= Objective =
In the listing below, locate the lines that hold "JSON" and copy them.

(A run of records)

———

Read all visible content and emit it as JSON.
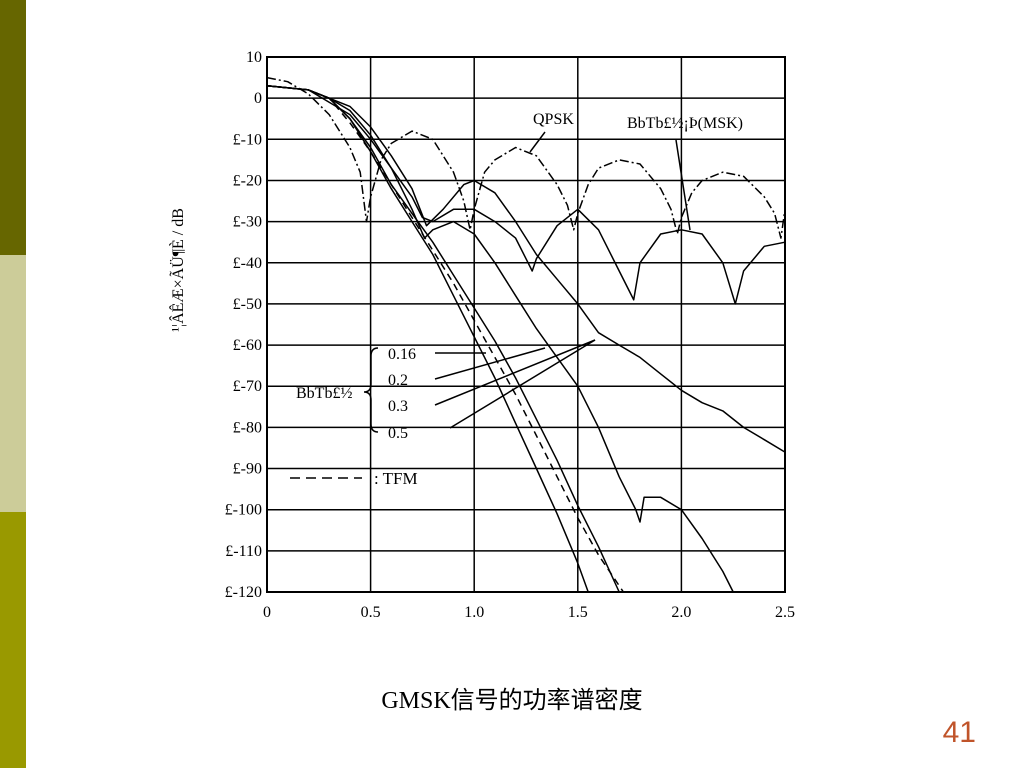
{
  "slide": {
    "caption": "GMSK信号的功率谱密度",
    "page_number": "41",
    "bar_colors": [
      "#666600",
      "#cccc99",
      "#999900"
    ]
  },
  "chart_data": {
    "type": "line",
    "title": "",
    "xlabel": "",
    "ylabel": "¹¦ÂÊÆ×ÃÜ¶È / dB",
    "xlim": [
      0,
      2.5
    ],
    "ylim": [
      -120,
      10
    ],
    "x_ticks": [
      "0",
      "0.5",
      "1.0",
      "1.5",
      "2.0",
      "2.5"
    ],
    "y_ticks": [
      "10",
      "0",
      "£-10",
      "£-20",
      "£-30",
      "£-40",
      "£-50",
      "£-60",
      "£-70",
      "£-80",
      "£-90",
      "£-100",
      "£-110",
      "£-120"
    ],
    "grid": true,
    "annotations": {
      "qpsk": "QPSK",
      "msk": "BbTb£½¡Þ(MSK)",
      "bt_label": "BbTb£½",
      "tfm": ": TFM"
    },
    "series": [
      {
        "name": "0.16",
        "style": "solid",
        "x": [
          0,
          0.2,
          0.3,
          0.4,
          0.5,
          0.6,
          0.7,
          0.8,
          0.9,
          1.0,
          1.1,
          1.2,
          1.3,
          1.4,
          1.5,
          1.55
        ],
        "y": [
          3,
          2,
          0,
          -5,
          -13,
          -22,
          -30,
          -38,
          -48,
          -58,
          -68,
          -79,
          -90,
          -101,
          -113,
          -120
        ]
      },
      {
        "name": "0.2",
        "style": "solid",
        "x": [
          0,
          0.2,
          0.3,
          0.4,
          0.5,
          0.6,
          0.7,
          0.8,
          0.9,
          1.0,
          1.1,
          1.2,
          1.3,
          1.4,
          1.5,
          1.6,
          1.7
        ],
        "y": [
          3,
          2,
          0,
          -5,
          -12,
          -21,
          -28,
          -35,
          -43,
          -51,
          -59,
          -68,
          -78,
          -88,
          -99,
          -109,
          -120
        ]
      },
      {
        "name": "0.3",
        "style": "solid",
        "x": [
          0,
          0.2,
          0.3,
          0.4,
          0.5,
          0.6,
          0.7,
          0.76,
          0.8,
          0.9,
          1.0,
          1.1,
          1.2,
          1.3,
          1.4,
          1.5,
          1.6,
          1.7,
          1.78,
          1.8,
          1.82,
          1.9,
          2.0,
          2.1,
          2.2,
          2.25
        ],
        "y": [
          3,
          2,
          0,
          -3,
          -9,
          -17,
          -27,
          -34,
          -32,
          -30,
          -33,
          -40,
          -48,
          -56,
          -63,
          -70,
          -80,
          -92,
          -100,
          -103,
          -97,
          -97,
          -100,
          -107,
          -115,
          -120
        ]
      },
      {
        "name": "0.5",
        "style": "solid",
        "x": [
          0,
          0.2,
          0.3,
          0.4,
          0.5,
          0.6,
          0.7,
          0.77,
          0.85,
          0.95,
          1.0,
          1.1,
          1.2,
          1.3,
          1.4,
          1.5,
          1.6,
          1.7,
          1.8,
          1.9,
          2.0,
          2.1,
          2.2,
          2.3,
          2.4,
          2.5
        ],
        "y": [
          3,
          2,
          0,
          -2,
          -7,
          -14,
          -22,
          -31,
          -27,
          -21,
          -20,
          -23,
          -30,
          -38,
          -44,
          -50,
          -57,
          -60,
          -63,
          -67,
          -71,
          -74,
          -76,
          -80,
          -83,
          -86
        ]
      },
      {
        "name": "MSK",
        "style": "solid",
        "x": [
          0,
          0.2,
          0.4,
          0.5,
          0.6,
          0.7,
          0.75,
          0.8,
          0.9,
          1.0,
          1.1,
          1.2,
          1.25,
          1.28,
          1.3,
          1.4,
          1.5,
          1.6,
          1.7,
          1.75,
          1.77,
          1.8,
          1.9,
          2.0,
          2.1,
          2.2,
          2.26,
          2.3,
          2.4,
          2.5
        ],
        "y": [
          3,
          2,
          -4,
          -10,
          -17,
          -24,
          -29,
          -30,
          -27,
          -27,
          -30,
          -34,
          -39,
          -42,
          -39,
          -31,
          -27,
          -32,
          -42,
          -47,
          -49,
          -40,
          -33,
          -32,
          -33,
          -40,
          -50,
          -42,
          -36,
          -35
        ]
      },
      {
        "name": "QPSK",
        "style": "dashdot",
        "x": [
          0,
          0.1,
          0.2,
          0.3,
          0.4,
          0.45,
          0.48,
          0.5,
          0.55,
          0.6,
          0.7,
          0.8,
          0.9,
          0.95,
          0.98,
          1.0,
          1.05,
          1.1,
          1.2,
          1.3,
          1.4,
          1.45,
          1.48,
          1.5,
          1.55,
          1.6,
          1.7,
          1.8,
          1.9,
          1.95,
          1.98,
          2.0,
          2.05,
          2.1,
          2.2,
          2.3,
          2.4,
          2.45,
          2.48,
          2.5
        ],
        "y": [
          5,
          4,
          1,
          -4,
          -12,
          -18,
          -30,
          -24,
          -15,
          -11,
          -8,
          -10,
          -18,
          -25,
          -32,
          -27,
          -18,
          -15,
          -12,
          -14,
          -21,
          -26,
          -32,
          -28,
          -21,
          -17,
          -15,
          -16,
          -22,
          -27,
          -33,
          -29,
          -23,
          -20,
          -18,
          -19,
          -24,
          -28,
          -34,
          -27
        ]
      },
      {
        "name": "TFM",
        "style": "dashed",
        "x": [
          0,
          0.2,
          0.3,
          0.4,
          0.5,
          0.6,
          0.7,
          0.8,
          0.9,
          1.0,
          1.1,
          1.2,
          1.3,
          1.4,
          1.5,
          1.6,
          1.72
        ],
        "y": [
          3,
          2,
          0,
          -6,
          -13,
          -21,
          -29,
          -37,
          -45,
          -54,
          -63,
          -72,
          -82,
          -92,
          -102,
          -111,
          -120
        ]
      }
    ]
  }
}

———

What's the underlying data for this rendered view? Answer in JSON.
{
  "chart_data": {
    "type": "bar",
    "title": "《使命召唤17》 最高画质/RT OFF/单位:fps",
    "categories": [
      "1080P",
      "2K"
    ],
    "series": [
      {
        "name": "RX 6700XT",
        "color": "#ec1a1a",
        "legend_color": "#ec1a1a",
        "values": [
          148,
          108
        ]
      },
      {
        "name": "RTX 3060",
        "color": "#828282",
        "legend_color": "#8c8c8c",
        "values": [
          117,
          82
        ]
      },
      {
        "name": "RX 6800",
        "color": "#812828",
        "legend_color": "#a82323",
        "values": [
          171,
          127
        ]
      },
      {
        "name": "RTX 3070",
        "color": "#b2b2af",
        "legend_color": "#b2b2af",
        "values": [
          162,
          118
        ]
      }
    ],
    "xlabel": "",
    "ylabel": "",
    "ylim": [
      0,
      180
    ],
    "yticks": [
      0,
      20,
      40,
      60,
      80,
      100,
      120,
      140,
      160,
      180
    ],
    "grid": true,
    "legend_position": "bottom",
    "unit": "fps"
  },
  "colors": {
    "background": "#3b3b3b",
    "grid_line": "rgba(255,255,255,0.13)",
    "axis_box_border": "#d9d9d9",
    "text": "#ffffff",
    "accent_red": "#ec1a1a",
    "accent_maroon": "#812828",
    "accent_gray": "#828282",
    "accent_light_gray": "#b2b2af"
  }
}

———

= Written response =
Read all visible content and emit it as JSON.
What's the underlying data for this rendered view? Answer in JSON.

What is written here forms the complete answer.